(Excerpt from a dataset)
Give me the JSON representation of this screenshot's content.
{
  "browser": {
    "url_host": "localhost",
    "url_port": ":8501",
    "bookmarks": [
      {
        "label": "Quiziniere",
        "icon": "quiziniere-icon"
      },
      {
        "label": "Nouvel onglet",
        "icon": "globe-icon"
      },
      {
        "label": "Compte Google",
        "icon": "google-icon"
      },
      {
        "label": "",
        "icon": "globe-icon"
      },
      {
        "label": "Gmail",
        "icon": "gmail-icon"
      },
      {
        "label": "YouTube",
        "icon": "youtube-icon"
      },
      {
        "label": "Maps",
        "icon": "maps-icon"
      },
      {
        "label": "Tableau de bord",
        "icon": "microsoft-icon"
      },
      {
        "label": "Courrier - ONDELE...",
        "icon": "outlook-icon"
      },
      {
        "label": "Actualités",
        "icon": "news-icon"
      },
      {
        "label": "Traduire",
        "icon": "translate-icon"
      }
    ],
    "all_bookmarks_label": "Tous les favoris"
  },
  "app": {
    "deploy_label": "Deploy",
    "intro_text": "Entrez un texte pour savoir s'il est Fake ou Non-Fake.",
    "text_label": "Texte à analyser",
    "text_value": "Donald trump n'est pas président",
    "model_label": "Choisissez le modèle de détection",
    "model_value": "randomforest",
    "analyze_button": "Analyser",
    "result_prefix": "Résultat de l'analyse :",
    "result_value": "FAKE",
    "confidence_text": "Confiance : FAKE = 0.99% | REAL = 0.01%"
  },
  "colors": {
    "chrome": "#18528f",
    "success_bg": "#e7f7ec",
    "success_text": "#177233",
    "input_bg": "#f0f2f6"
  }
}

- Objective -
Write every line of the material above again, exactly.

- Task result -
Give me the JSON representation of this screenshot's content.
{
  "browser": {
    "url_host": "localhost",
    "url_port": ":8501",
    "bookmarks": [
      {
        "label": "Quiziniere",
        "icon": "quiziniere-icon"
      },
      {
        "label": "Nouvel onglet",
        "icon": "globe-icon"
      },
      {
        "label": "Compte Google",
        "icon": "google-icon"
      },
      {
        "label": "",
        "icon": "globe-icon"
      },
      {
        "label": "Gmail",
        "icon": "gmail-icon"
      },
      {
        "label": "YouTube",
        "icon": "youtube-icon"
      },
      {
        "label": "Maps",
        "icon": "maps-icon"
      },
      {
        "label": "Tableau de bord",
        "icon": "microsoft-icon"
      },
      {
        "label": "Courrier - ONDELE...",
        "icon": "outlook-icon"
      },
      {
        "label": "Actualités",
        "icon": "news-icon"
      },
      {
        "label": "Traduire",
        "icon": "translate-icon"
      }
    ],
    "all_bookmarks_label": "Tous les favoris"
  },
  "app": {
    "deploy_label": "Deploy",
    "intro_text": "Entrez un texte pour savoir s'il est Fake ou Non-Fake.",
    "text_label": "Texte à analyser",
    "text_value": "Donald trump n'est pas président",
    "model_label": "Choisissez le modèle de détection",
    "model_value": "randomforest",
    "analyze_button": "Analyser",
    "result_prefix": "Résultat de l'analyse :",
    "result_value": "FAKE",
    "confidence_text": "Confiance : FAKE = 0.99% | REAL = 0.01%"
  },
  "colors": {
    "chrome": "#18528f",
    "success_bg": "#e7f7ec",
    "success_text": "#177233",
    "input_bg": "#f0f2f6"
  }
}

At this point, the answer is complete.